_Task prompt_
In the data that follows, count every line holding the string "Siswa" and give the count alone.
★ ★ ★ ★ ★ ★ ★
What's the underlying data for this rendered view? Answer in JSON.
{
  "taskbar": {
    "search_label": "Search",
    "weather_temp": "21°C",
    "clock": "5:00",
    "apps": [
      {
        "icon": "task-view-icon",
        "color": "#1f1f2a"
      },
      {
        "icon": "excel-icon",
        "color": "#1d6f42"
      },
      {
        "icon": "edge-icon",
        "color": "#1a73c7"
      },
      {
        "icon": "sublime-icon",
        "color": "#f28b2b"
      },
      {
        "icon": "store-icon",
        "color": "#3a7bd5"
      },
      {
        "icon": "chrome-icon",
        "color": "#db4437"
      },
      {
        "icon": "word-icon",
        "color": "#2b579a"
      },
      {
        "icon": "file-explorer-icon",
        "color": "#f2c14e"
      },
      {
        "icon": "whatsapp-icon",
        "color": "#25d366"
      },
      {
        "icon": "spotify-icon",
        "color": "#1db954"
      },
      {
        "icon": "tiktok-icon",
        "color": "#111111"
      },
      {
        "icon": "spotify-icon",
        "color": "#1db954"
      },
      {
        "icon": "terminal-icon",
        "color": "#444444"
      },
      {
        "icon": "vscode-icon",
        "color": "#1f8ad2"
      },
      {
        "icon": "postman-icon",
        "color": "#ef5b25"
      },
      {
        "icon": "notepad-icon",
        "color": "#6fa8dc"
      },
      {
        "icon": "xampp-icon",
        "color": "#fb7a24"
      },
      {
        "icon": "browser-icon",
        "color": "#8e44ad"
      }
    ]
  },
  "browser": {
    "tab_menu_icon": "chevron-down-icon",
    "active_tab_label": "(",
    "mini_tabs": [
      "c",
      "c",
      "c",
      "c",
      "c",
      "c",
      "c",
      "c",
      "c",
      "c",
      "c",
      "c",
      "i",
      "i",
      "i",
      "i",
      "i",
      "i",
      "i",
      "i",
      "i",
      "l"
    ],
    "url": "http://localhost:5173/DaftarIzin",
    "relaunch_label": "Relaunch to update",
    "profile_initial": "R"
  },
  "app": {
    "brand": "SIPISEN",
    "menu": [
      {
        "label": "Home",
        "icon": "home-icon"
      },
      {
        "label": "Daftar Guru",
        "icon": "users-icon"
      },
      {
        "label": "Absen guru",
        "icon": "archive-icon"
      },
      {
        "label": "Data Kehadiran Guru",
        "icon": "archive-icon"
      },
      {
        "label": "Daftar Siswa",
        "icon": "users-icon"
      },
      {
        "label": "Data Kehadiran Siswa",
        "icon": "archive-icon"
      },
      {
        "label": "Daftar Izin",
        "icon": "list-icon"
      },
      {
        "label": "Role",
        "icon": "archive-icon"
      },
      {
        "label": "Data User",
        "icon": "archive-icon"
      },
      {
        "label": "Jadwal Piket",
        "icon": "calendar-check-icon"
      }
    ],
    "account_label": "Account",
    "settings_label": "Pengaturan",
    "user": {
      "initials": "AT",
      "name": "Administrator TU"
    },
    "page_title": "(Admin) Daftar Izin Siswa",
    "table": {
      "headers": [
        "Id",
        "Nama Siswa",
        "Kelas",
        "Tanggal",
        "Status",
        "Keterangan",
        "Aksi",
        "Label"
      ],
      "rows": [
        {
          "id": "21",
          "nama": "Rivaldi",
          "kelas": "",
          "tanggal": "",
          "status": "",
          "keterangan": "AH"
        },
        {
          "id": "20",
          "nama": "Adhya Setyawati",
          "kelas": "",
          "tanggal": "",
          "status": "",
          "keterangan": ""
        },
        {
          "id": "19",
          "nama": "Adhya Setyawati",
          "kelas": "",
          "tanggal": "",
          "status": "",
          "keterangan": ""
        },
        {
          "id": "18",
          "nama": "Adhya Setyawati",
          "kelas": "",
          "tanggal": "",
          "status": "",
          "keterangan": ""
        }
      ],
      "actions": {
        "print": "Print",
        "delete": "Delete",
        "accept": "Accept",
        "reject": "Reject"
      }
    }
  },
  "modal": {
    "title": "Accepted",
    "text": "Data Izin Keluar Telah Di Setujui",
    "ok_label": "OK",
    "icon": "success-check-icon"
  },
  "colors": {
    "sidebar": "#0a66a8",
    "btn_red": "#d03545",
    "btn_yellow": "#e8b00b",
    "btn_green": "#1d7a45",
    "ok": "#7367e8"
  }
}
★ ★ ★ ★ ★ ★ ★
_Expected answer_
4